## [Records provided]
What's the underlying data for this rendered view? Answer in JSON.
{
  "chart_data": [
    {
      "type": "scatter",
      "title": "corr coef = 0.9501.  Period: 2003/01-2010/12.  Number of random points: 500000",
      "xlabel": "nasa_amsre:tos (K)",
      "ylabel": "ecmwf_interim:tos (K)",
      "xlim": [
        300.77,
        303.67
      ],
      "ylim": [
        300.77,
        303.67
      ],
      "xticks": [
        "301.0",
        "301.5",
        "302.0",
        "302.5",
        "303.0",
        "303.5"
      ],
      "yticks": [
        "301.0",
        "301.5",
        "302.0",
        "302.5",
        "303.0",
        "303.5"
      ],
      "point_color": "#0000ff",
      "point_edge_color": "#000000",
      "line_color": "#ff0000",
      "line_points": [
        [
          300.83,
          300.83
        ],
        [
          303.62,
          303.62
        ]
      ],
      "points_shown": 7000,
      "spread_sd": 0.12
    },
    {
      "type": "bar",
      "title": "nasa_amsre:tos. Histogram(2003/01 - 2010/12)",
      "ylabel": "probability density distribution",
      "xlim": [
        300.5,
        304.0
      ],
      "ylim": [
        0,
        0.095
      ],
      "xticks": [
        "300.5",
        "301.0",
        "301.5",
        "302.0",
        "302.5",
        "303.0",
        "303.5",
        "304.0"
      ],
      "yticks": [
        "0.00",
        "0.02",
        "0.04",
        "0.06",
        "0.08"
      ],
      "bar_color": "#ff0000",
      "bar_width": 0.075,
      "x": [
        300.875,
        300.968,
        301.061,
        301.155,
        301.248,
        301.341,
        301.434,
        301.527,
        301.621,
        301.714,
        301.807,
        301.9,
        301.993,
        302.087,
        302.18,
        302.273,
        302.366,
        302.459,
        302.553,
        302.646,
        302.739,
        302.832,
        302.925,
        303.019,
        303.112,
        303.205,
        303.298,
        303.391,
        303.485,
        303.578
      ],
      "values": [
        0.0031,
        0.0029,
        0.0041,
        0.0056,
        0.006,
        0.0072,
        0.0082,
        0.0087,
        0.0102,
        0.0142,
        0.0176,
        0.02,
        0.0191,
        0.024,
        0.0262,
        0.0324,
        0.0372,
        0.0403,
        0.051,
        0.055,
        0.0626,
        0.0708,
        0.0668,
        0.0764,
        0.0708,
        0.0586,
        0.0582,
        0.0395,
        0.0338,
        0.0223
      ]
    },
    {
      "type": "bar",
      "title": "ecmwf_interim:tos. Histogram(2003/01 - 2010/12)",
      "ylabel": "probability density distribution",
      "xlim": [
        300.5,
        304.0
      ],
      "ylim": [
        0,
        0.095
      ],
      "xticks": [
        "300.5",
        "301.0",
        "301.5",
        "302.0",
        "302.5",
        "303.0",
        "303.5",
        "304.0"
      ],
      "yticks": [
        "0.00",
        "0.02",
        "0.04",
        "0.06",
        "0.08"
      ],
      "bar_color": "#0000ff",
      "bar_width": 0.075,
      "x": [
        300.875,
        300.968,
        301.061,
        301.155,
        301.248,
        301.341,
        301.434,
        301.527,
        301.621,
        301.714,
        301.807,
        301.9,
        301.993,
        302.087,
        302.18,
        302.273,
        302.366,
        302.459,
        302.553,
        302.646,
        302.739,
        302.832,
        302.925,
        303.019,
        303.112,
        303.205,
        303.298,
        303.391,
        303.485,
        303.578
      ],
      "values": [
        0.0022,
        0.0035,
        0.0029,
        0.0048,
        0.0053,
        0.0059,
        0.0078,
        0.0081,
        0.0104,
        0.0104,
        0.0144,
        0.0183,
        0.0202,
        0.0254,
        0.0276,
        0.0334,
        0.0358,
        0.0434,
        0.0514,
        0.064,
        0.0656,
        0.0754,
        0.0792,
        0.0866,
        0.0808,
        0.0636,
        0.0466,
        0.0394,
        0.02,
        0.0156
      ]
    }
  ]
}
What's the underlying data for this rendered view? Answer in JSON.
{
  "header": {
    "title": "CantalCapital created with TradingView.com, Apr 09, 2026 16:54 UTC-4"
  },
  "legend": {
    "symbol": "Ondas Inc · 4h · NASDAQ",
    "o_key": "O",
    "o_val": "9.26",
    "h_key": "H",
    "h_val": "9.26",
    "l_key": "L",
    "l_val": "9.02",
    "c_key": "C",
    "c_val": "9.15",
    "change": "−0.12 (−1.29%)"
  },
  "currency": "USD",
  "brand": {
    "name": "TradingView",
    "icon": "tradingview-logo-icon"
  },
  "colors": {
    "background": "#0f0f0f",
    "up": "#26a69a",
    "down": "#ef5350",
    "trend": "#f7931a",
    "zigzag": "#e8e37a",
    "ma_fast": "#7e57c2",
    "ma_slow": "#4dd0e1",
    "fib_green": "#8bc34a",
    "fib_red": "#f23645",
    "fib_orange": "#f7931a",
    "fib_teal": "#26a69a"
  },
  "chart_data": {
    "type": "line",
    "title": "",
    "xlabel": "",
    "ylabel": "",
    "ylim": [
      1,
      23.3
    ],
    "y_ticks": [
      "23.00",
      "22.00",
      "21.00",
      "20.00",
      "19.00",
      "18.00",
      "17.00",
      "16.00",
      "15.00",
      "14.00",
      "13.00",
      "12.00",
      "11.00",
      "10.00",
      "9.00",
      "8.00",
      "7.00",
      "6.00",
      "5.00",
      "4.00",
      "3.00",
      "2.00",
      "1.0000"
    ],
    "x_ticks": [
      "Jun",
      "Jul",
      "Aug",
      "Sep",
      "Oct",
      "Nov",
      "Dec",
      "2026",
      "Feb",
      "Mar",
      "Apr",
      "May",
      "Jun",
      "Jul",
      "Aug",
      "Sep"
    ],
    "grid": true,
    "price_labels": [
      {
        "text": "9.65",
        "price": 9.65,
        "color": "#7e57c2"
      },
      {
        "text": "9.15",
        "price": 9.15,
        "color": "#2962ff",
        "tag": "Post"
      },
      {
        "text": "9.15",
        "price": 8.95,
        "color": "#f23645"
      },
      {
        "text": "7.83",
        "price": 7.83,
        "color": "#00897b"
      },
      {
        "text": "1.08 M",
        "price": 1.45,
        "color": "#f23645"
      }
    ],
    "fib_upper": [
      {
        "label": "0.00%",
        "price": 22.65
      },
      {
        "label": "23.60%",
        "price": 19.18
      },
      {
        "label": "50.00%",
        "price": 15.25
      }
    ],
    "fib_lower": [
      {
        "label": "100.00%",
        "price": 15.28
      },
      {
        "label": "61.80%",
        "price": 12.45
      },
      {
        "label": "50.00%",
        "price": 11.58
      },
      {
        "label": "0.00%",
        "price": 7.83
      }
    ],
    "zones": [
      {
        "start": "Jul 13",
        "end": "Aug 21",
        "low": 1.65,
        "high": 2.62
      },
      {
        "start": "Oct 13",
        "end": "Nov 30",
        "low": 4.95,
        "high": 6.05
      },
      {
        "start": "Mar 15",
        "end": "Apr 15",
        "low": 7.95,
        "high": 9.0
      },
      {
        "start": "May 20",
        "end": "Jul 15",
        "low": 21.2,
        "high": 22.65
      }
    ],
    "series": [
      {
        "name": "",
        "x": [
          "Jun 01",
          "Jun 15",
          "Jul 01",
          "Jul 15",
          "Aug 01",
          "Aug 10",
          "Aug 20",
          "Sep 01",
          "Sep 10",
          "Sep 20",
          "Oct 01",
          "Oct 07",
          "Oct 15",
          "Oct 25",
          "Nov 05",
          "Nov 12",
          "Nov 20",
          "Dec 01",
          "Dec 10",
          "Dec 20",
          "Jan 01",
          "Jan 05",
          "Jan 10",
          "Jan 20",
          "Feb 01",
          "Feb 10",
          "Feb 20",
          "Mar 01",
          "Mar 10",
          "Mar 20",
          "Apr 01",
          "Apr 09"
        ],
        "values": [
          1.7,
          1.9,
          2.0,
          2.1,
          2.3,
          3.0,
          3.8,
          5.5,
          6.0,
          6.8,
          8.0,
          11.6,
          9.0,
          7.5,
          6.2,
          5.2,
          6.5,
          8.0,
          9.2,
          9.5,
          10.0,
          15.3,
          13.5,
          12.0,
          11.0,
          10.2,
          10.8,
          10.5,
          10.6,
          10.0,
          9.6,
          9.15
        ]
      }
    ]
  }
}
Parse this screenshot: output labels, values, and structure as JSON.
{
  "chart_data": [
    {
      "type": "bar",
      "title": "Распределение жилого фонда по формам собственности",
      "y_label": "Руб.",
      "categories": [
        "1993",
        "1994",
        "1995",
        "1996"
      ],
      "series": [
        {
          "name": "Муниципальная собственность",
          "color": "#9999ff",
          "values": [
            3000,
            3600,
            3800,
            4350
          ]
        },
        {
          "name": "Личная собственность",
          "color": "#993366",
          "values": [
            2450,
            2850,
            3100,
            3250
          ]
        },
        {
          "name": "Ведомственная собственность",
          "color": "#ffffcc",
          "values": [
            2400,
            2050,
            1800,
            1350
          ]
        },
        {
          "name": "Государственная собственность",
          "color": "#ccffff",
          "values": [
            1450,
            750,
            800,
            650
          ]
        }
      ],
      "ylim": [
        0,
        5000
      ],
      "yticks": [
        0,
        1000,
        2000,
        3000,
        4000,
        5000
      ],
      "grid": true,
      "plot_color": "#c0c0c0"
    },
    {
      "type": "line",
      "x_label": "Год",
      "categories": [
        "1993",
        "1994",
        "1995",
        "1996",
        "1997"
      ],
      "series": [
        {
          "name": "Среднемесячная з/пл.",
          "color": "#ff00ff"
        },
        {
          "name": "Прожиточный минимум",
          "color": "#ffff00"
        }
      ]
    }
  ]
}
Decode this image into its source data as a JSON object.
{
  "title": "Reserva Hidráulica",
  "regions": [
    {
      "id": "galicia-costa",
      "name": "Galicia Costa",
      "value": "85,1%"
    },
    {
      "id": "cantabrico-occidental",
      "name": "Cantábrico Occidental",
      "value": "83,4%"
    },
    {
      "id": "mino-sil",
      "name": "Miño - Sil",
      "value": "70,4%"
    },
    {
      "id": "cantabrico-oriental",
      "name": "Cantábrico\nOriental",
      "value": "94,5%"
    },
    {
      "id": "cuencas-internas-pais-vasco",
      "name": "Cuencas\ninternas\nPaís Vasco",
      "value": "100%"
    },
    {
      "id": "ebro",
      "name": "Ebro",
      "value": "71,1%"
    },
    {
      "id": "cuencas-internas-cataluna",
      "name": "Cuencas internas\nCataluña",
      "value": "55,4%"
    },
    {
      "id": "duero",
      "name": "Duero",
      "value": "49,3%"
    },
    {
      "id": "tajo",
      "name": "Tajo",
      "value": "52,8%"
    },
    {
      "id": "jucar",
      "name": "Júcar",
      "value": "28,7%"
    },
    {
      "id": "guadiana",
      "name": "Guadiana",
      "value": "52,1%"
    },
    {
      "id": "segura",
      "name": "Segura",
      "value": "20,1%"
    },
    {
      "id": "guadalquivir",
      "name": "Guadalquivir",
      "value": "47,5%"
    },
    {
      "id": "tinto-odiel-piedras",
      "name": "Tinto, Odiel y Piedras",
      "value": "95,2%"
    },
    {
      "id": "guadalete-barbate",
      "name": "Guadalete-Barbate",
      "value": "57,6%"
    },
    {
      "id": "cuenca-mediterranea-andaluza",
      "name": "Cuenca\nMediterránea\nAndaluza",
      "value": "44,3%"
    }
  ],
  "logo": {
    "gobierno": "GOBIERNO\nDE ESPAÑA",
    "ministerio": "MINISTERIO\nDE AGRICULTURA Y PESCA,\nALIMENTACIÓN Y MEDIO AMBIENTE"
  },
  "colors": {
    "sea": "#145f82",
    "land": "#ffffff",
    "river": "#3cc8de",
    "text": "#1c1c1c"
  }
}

## [Work to complete]
What is the number of lines in the data above that include the word "ylabel"? Answer with that number only.

## [Written response]
4